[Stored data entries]
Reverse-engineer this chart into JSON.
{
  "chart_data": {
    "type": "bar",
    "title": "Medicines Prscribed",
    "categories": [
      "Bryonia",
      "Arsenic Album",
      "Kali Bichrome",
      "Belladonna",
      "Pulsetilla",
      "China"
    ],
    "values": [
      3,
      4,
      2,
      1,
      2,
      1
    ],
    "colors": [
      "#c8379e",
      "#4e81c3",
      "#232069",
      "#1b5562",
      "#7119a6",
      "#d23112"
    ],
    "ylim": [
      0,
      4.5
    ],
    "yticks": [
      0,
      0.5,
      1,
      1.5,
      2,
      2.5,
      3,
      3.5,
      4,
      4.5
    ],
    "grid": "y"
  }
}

__Problem statement__: Each line of the material above must be retyped precisely.

__Answer to the problem__:
Reverse-engineer this chart into JSON.
{
  "chart_data": {
    "type": "bar",
    "title": "Medicines Prscribed",
    "categories": [
      "Bryonia",
      "Arsenic Album",
      "Kali Bichrome",
      "Belladonna",
      "Pulsetilla",
      "China"
    ],
    "values": [
      3,
      4,
      2,
      1,
      2,
      1
    ],
    "colors": [
      "#c8379e",
      "#4e81c3",
      "#232069",
      "#1b5562",
      "#7119a6",
      "#d23112"
    ],
    "ylim": [
      0,
      4.5
    ],
    "yticks": [
      0,
      0.5,
      1,
      1.5,
      2,
      2.5,
      3,
      3.5,
      4,
      4.5
    ],
    "grid": "y"
  }
}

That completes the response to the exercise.